**Passage for review**:
-*-*-
White Rage in the Sage: Western Racism is Nothing New

Cliven-Bundy

The American media has suddenly discovered that anti-government Tea Party hero Cliven Bundy is a racist. While this has caused some discomfort among some of Bundy’s admirers, it should really come as no surprise to anyone with an understanding of history or Western American white culture. The sagebrush rebels like to portray themselves as heroic “salt of the earth” rugged individualists trying to preserve their way of life in the face of evil federal government alphabet agency oppressors like the EPA, ATF, FBI, and BLM. However, racism has always had a central role in the white man’s conquest of the West and that racism never died.

The West was won by slaughtering the original inhabitants, and white control of the land was entrenched by massacres at places like Sand Creek and Wounded Knee, where American Indians were brutally murdered by men who believed themselves to be racially superior. While the modern cattle man cannot be held directly responsible for 19th century massacres, the ideology of white supremacy runs through the veins of many a Western cowboy or rancher.
-*-*-
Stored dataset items
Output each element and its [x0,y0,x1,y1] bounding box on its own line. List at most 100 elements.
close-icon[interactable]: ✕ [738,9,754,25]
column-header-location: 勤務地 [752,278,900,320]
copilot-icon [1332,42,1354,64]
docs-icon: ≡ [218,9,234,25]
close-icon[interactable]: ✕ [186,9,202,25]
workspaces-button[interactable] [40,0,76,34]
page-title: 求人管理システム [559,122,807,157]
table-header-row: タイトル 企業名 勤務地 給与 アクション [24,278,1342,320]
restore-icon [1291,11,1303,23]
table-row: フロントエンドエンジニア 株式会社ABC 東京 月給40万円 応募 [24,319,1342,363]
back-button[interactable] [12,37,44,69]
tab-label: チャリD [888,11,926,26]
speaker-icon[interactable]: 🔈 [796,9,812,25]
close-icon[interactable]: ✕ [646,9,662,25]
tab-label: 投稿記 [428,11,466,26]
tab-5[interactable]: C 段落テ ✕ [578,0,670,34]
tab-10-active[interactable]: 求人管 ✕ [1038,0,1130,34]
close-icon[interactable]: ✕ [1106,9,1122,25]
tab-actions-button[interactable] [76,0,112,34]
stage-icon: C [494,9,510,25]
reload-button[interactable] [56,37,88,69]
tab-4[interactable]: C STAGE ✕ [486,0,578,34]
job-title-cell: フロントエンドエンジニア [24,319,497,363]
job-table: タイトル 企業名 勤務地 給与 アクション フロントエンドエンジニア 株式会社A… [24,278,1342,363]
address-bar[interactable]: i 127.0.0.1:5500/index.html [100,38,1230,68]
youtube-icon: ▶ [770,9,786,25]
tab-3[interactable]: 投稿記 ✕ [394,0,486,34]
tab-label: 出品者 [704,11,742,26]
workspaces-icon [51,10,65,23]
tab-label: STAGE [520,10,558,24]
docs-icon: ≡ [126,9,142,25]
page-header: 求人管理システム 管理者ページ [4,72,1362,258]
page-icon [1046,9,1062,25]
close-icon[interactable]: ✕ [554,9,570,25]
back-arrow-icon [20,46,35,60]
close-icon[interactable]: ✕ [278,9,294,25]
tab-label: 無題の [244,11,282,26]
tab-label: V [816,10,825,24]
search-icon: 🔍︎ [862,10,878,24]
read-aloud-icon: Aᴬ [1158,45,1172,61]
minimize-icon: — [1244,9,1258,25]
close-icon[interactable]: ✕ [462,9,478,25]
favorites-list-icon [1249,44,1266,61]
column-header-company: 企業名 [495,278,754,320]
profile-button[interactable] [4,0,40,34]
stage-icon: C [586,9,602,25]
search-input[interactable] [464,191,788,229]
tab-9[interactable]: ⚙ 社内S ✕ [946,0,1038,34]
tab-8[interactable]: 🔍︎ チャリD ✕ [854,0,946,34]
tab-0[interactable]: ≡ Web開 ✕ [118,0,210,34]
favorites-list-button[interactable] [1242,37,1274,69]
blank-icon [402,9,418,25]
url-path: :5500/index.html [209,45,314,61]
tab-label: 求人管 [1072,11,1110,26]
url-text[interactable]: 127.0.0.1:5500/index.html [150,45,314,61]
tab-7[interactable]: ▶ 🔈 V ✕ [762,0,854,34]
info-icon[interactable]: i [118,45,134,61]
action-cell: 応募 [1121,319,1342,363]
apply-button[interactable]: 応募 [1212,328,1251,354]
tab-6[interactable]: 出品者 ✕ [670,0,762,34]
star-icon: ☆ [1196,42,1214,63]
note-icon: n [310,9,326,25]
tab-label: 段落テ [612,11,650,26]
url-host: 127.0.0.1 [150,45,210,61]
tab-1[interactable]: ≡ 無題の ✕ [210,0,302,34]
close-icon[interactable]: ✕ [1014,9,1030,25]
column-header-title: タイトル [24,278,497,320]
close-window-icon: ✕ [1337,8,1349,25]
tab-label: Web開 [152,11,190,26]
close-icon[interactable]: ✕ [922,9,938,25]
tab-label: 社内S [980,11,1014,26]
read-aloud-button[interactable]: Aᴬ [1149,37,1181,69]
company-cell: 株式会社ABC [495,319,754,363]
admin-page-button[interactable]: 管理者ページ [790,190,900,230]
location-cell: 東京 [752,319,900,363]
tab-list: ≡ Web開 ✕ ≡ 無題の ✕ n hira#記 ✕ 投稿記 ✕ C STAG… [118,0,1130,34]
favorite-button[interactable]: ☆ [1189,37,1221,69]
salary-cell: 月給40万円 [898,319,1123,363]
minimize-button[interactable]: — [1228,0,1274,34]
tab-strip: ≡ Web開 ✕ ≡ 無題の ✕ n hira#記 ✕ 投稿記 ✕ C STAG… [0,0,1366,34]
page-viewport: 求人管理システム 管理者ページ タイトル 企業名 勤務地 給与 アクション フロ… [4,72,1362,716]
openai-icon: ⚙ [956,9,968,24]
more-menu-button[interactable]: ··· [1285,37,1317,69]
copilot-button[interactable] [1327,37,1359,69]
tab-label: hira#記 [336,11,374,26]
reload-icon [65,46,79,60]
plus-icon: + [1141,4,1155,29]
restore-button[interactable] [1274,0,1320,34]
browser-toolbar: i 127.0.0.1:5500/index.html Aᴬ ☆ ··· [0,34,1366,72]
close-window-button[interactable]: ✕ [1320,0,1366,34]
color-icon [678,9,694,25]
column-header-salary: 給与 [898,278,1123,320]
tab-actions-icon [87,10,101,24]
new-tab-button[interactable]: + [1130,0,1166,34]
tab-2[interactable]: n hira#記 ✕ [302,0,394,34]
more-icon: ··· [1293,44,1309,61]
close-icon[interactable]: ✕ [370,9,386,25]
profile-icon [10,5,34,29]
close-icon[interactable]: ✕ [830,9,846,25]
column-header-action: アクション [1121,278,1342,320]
-*-*-
**Work instruction**:
Return the article on Cliven Bundy and Western racism word for word, from its title through its final sentence.

**Exercise solution**:
White Rage in the Sage: Western Racism is Nothing New

Cliven-Bundy

The American media has suddenly discovered that anti-government Tea Party hero Cliven Bundy is a racist. While this has caused some discomfort among some of Bundy’s admirers, it should really come as no surprise to anyone with an understanding of history or Western American white culture. The sagebrush rebels like to portray themselves as heroic “salt of the earth” rugged individualists trying to preserve their way of life in the face of evil federal government alphabet agency oppressors like the EPA, ATF, FBI, and BLM. However, racism has always had a central role in the white man’s conquest of the West and that racism never died.

The West was won by slaughtering the original inhabitants, and white control of the land was entrenched by massacres at places like Sand Creek and Wounded Knee, where American Indians were brutally murdered by men who believed themselves to be racially superior. While the modern cattle man cannot be held directly responsible for 19th century massacres, the ideology of white supremacy runs through the veins of many a Western cowboy or rancher.